» **Task brief**:
Find every line in the records that holds the string "Stories". Copy each one.

>> start Given records

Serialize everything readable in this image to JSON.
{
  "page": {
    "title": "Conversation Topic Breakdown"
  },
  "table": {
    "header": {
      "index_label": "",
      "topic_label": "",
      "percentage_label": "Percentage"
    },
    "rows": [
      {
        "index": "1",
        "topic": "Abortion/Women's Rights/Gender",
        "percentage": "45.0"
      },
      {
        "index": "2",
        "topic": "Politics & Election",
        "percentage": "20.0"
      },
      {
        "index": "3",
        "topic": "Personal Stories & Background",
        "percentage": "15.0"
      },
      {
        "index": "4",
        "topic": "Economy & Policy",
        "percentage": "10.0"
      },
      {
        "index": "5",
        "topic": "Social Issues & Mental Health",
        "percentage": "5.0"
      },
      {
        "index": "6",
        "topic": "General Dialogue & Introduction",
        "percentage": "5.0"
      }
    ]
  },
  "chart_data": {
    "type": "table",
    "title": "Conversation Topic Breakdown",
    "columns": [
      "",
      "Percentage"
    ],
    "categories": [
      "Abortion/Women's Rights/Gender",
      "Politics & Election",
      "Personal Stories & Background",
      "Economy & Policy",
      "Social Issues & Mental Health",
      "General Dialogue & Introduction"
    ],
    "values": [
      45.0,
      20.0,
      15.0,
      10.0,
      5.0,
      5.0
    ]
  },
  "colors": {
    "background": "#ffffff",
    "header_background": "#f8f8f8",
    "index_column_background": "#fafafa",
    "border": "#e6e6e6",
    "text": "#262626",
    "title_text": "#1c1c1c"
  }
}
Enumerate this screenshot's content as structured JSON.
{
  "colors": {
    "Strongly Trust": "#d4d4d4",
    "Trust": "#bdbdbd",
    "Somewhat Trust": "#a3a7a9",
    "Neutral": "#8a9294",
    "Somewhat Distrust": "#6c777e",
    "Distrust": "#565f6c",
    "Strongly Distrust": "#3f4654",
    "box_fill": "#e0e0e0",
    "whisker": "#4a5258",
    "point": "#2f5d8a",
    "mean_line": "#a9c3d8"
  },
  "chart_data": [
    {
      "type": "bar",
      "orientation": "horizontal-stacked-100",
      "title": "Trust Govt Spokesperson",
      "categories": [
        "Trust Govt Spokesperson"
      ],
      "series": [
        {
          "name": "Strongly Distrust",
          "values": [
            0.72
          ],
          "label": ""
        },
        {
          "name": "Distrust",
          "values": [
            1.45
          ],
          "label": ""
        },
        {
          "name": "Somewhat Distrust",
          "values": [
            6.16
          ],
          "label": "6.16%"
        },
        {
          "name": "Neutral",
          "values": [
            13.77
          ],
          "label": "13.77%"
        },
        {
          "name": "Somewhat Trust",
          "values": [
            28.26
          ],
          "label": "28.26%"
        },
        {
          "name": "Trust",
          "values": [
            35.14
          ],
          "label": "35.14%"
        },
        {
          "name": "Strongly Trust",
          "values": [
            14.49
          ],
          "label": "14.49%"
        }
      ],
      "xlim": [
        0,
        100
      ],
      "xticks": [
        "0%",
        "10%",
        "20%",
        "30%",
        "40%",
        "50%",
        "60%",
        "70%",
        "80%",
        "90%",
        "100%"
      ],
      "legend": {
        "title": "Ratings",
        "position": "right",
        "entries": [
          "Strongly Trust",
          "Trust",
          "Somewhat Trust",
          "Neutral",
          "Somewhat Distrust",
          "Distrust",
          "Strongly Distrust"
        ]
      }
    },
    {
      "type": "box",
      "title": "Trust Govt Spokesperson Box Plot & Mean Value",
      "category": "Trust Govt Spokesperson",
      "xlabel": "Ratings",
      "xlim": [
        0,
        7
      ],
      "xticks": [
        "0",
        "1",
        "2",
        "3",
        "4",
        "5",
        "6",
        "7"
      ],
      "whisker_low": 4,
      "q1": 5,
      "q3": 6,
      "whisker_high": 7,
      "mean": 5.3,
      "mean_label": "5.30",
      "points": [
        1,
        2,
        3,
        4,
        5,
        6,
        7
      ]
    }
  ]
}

>> end Given records

» **Task answer**:
        "topic": "Personal Stories & Background",
      "Personal Stories & Background",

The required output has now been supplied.